Exercices >>
1 - D'après la critique du film Un Château en Italie, quelle actrice interprète la mère de Louise ?
2 - Recopiez les enregistrements depuis leur début jusqu'à la ligne contenant « - sidebar-item-label: 关于帮助: [32, 31, 81, 45] » incluse, en substituant « chevron-icon » à « arrow-right-icon » et sans rien changer d'autre.

Texte cité >>
:::
En 2003, Valeria Bruni Tedeschi emballait avec ses problèmes de riches qu’elle égratignait au passage dans Il est plus facile pour un chameau…, son ton et son personnage décalés. Avec Actrices (2007), elle nourrissait à nouveau son scénario de références autobiographiques avec moins de succès, livrant un film plus plombant et plus attendu dans les relations qu’elle y dépeignait. Un Château en Italie renoue avec la folie et l’humour des débuts. En compétition officielle à Cannes cette année, le film marque une vraie avancée en termes de réalisation dans la filmographie de VBT.

Dans Il est plus facile pour un chameau…, Federica n’arrivait plus respirer. Dans Actrices, Marcelline ne savait plus rire. Dans Un Château en Italie, Louise, fille d’une riche famille turinoise sur le déclin ne veut plus jouer. Elle rencontre Nathan (superbe Louis Garrel), acteur de vingt ans son cadet qui ne veut plus jouer non plus, avec qui elle commence une relation tumultueuse. Tandis que naît cet amour instable, le frère de Louise (Filippo Timi) se meurt du Sida. Sa mère (Marisa Borini, la vraie mère de Valeria Bruni Tedeschi dont on ne saurait plus se passer dans ses films) est toujours là pour lui rappeler le vide de son existence. Louise veut « plus de vie dans sa vie », autrement dit un enfant. Elle va tout faire pour essayer d’en avoir un avec Nathan. De cette obsession de procréer, du déclin physique de Ludovic et de cette famille de dégénérés un brin incestueuse au fil des saisons, VBT tire un film drôle à pleurer, et enchaîne les scènes comiques et les situations décalées (les scènes de prélèvement de Nathan, un petit flacon à la main à qui on explique la mise en route d’un film porno, celle de la prise d’assaut d’une chaise qu’on dit fertilisante dans une église italienne par Louise ou sa crise de parano au moment de l’insémination artificielle sont anthologiques). L’écriture est subtile (Noémie Lvosvky en coscénariste) et maintient une ambivalence entre rire et larmes qui fait le sel du cinéma de VBT, comme lorsque Marisa Borini qui s’adresse à une statue de la vierge lui jette une réplique péremptoire, drôle et triste à la fois : « Je ne prierai plus, mon fils est mort, le ciel est vide, je voulais juste vous prévenir ! ». La direction d’acteurs y est remarquable (le casting tout autant avec un Xavier Beauvois alcoolique, parasite extrêmement sympathique et qui aime détester cette famille dont il ne peut se passer), c’est le point fort de Bruni Tedeschi, elle qui tient pour modèle le regretté Patrice Chéreau. Mais il semble que l’actrice devenue réalisatrice soit plus réalisatrice que jamais et prenne désormais davantage compte des possibilités offertes par le cinéma. Car il ne faut pas s’y tromper : sous ses allures de pièce de théâtre (voir affiche), Un Château en Italie est un vrai objet cinématographique qui utilise les moyens du médium pour faire rire ou du moins participe à la loufoquerie et à l’humour du film, avec ses ellipses d’espaces et de temps, ses effets de surprises liés à un montage cut déconcertant et singulier.
:::
Enregistrements >>
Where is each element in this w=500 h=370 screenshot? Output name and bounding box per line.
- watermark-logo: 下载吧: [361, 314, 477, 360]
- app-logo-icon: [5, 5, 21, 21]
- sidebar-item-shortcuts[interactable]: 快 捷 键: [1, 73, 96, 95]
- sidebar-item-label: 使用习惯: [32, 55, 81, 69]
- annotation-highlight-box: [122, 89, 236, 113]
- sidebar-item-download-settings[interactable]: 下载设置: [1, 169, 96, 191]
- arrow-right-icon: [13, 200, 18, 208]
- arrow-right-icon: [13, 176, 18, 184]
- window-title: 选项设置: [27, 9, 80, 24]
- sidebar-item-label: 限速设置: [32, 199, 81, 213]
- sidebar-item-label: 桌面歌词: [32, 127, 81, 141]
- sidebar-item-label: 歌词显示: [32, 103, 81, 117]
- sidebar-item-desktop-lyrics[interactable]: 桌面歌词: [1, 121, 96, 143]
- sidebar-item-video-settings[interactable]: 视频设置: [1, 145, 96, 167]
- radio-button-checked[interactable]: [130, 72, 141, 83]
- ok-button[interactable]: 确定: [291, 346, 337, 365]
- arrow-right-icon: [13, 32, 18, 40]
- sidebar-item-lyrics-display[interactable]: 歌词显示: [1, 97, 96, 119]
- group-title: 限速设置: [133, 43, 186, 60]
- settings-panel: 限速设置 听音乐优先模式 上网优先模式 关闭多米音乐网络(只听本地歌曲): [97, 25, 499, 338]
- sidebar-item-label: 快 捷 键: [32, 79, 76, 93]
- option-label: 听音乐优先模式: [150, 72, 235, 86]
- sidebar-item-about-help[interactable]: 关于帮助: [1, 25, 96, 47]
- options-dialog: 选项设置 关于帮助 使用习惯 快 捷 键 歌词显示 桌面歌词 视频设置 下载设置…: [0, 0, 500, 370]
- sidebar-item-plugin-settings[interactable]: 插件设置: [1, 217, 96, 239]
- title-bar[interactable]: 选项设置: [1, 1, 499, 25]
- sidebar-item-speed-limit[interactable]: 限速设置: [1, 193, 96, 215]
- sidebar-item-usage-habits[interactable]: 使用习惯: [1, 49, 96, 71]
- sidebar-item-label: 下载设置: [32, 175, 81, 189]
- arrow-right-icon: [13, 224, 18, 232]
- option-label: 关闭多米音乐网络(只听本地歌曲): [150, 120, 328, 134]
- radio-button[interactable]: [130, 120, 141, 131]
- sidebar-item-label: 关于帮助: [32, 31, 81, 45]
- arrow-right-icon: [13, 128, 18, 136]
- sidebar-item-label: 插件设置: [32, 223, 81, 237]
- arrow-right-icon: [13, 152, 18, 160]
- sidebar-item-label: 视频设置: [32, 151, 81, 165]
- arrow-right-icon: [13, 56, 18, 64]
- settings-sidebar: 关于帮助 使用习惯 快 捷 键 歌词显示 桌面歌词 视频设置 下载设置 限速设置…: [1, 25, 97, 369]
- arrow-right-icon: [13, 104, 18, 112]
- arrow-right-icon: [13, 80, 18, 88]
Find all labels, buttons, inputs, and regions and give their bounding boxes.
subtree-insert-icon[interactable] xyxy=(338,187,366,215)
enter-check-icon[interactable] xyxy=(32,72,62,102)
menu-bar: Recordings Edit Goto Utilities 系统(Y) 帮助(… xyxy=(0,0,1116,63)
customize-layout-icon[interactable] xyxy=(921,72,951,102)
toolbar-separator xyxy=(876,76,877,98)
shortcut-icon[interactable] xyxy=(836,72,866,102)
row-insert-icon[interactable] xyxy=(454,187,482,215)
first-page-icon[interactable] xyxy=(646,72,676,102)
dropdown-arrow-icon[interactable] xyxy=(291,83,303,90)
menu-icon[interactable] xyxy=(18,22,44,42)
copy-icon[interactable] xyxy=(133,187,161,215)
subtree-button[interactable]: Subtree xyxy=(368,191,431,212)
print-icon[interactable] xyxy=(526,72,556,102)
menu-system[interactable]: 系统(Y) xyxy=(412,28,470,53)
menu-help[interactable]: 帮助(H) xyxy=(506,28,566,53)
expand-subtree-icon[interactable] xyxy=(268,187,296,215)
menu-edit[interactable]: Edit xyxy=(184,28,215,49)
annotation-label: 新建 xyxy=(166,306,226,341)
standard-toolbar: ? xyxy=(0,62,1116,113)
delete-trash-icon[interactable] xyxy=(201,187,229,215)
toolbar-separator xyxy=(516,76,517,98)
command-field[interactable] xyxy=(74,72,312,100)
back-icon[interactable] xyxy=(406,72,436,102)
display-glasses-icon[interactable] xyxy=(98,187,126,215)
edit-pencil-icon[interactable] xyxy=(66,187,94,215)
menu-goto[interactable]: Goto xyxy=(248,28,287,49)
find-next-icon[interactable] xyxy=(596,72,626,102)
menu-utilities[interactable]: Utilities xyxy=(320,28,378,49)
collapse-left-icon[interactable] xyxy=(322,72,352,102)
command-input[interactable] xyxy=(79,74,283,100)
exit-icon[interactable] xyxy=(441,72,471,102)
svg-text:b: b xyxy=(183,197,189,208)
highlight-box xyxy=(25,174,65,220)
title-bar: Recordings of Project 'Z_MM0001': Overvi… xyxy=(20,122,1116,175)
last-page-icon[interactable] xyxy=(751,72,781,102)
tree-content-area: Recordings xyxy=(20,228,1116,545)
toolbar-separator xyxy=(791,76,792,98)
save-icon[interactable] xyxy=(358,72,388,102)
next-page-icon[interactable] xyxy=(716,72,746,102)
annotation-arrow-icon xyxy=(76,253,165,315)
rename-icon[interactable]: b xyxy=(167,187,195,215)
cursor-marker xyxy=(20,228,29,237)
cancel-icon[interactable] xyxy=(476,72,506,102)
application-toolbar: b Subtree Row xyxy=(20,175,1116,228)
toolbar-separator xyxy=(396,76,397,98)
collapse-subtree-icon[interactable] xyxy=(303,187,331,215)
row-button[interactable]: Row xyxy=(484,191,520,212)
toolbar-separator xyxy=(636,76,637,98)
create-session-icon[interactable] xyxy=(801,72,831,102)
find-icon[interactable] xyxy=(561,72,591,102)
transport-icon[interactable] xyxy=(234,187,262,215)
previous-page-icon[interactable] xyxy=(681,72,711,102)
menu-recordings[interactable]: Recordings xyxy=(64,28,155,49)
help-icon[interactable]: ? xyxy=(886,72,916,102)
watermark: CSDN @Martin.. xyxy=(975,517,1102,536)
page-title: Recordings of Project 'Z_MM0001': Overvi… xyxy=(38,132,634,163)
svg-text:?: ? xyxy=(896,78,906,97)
:::
Corrigés >>
1 - Marisa Borini, la vraie mère de Valeria Bruni Tedeschi.

2 -
Where is each element in this w=500 h=370 screenshot? Output name and bounding box per line.
- watermark-logo: 下载吧: [361, 314, 477, 360]
- app-logo-icon: [5, 5, 21, 21]
- sidebar-item-shortcuts[interactable]: 快 捷 键: [1, 73, 96, 95]
- sidebar-item-label: 使用习惯: [32, 55, 81, 69]
- annotation-highlight-box: [122, 89, 236, 113]
- sidebar-item-download-settings[interactable]: 下载设置: [1, 169, 96, 191]
- chevron-icon: [13, 200, 18, 208]
- chevron-icon: [13, 176, 18, 184]
- window-title: 选项设置: [27, 9, 80, 24]
- sidebar-item-label: 限速设置: [32, 199, 81, 213]
- sidebar-item-label: 桌面歌词: [32, 127, 81, 141]
- sidebar-item-label: 歌词显示: [32, 103, 81, 117]
- sidebar-item-desktop-lyrics[interactable]: 桌面歌词: [1, 121, 96, 143]
- sidebar-item-video-settings[interactable]: 视频设置: [1, 145, 96, 167]
- radio-button-checked[interactable]: [130, 72, 141, 83]
- ok-button[interactable]: 确定: [291, 346, 337, 365]
- chevron-icon: [13, 32, 18, 40]
- sidebar-item-lyrics-display[interactable]: 歌词显示: [1, 97, 96, 119]
- group-title: 限速设置: [133, 43, 186, 60]
- settings-panel: 限速设置 听音乐优先模式 上网优先模式 关闭多米音乐网络(只听本地歌曲): [97, 25, 499, 338]
- sidebar-item-label: 快 捷 键: [32, 79, 76, 93]
- option-label: 听音乐优先模式: [150, 72, 235, 86]
- sidebar-item-about-help[interactable]: 关于帮助: [1, 25, 96, 47]
- options-dialog: 选项设置 关于帮助 使用习惯 快 捷 键 歌词显示 桌面歌词 视频设置 下载设置…: [0, 0, 500, 370]
- sidebar-item-plugin-settings[interactable]: 插件设置: [1, 217, 96, 239]
- title-bar[interactable]: 选项设置: [1, 1, 499, 25]
- sidebar-item-speed-limit[interactable]: 限速设置: [1, 193, 96, 215]
- sidebar-item-usage-habits[interactable]: 使用习惯: [1, 49, 96, 71]
- sidebar-item-label: 下载设置: [32, 175, 81, 189]
- chevron-icon: [13, 224, 18, 232]
- option-label: 关闭多米音乐网络(只听本地歌曲): [150, 120, 328, 134]
- radio-button[interactable]: [130, 120, 141, 131]
- sidebar-item-label: 关于帮助: [32, 31, 81, 45]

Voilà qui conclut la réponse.